*Stored data entries*.

━━━━━━━━━━━━━━━━

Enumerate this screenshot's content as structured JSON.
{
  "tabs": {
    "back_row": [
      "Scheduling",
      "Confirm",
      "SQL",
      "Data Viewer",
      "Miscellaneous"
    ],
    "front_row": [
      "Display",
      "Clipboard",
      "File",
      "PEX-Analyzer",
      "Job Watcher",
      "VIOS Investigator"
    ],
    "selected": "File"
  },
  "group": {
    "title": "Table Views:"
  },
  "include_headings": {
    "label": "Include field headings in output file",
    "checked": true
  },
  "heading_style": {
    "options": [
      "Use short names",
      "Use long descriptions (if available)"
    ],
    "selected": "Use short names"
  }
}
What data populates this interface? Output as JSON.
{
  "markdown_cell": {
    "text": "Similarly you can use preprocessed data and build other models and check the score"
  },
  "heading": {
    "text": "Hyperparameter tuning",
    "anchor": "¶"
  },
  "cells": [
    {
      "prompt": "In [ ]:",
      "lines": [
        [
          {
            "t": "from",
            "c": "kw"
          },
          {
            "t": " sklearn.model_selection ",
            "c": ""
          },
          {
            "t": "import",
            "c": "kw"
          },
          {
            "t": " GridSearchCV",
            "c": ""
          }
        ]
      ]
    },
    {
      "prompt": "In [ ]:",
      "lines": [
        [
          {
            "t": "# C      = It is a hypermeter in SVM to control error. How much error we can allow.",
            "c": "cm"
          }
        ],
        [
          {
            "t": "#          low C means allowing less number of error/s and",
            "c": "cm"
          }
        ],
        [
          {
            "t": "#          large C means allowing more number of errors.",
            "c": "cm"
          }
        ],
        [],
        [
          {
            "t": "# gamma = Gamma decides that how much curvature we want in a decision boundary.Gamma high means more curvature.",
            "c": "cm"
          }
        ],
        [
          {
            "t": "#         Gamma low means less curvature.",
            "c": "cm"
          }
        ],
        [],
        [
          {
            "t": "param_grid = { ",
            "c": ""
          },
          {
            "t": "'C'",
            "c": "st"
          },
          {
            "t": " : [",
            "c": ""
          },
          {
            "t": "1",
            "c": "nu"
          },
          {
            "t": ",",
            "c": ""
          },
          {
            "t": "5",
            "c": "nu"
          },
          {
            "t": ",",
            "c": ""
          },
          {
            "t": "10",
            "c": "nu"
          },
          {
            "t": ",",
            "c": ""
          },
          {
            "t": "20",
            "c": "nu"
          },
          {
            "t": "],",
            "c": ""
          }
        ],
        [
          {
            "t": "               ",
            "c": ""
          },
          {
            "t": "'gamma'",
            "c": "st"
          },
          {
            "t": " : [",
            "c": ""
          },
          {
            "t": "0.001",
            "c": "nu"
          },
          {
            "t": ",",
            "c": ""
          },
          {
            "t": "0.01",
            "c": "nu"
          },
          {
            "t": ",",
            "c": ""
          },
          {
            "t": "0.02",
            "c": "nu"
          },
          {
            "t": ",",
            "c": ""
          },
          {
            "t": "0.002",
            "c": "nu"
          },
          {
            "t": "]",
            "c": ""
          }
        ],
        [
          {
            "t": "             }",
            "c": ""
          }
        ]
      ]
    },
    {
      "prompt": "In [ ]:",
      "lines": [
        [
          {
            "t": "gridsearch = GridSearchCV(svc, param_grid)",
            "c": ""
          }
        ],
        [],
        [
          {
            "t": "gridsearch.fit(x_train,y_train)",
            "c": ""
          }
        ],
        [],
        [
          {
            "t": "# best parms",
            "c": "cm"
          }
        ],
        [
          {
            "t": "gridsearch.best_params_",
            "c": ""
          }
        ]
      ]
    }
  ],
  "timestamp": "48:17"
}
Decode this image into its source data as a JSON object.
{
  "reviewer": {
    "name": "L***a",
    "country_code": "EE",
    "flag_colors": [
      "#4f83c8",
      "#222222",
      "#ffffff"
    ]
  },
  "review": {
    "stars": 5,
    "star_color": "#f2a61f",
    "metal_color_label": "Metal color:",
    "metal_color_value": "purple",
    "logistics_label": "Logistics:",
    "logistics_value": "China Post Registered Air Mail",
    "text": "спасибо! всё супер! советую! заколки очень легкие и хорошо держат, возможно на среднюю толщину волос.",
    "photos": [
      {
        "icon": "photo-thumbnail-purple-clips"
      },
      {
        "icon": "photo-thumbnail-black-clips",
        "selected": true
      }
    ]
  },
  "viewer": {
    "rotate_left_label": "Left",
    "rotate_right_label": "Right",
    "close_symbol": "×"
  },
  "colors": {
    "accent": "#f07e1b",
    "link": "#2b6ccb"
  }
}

━━━━━━━━━━━━━━━━

Copy out each line of the records that holds the string "icon".

        "icon": "photo-thumbnail-purple-clips"
        "icon": "photo-thumbnail-black-clips",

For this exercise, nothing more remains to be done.